▶ Exercise directions:
Work through the listing below and count the lines that hold "másik". Answer with the number alone.

Stored data
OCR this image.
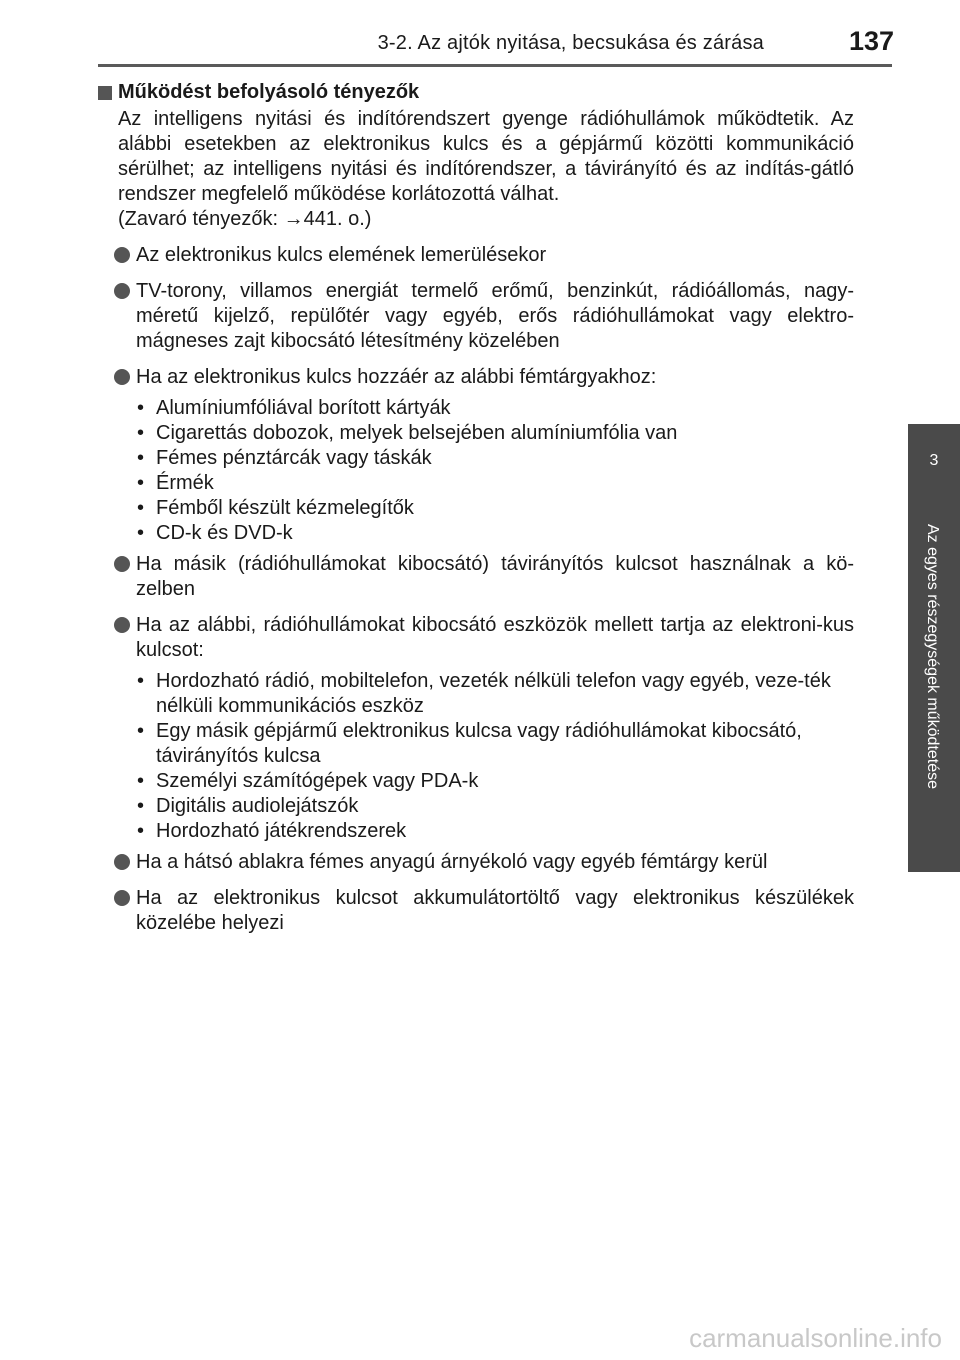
3-2. Az ajtók nyitása, becsukása és zárása	137
3
Az egyes részegységek működtetése
Működést befolyásoló tényezők

Az intelligens nyitási és indítórendszert gyenge rádióhullámok működtetik. Az alábbi esetekben az elektronikus kulcs és a gépjármű közötti kommunikáció sérülhet; az intelligens nyitási és indítórendszer, a távirányító és az indítás-gátló rendszer megfelelő működése korlátozottá válhat.

(Zavaró tényezők: →441. o.)

Az elektronikus kulcs elemének lemerülésekor
TV-torony, villamos energiát termelő erőmű, benzinkút, rádióállomás, nagy-méretű kijelző, repülőtér vagy egyéb, erős rádióhullámokat vagy elektro-mágneses zajt kibocsátó létesítmény közelében
Ha az elektronikus kulcs hozzáér az alábbi fémtárgyakhoz:
• Alumíniumfóliával borított kártyák
• Cigarettás dobozok, melyek belsejében alumíniumfólia van
• Fémes pénztárcák vagy táskák
• Érmék
• Fémből készült kézmelegítők
• CD-k és DVD-k
Ha másik (rádióhullámokat kibocsátó) távirányítós kulcsot használnak a kö-zelben
Ha az alábbi, rádióhullámokat kibocsátó eszközök mellett tartja az elektroni-kus kulcsot:
• Hordozható rádió, mobiltelefon, vezeték nélküli telefon vagy egyéb, veze-ték nélküli kommunikációs eszköz
• Egy másik gépjármű elektronikus kulcsa vagy rádióhullámokat kibocsátó, távirányítós kulcsa
• Személyi számítógépek vagy PDA-k
• Digitális audiolejátszók
• Hordozható játékrendszerek
Ha a hátsó ablakra fémes anyagú árnyékoló vagy egyéb fémtárgy kerül
Ha az elektronikus kulcsot akkumulátortöltő vagy elektronikus készülékek közelébe helyezi
carmanualsonline.info
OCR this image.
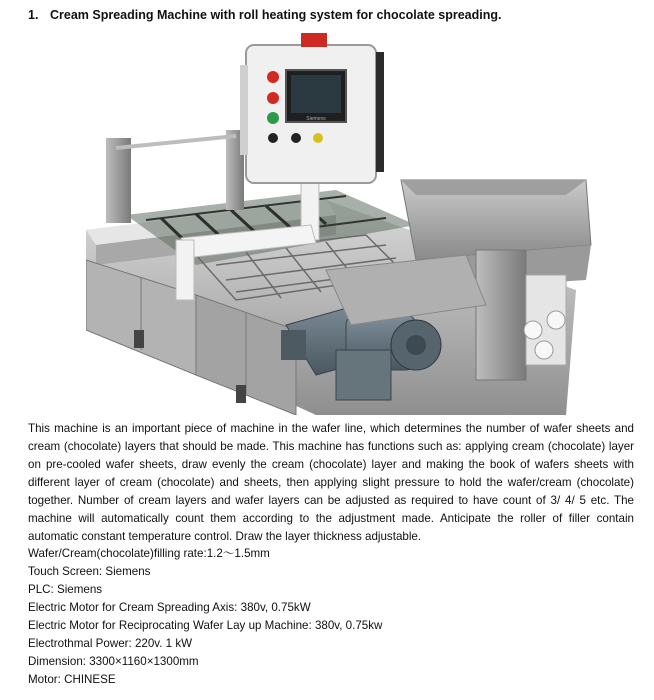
1. Cream Spreading Machine with roll heating system for chocolate spreading.
Siemens
This machine is an important piece of machine in the wafer line, which determines the number of wafer sheets and cream (chocolate) layers that should be made. This machine has functions such as: applying cream (chocolate) layer on pre-cooled wafer sheets, draw evenly the cream (chocolate) layer and making the book of wafers sheets with different layer of cream (chocolate) and sheets, then applying slight pressure to hold the wafer/cream (chocolate) together. Number of cream layers and wafer layers can be adjusted as required to have count of 3/ 4/ 5 etc. The machine will automatically count them according to the adjustment made. Anticipate the roller of filler contain automatic constant temperature control. Draw the layer thickness adjustable.
Wafer/Cream(chocolate)filling rate:1.2～1.5mm
Touch Screen: Siemens
PLC: Siemens
Electric Motor for Cream Spreading Axis: 380v, 0.75kW
Electric Motor for Reciprocating Wafer Lay up Machine: 380v, 0.75kw
Electrothmal Power: 220v. 1 kW
Dimension: 3300×1160×1300mm
Motor: CHINESE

▶ Exercise response:
2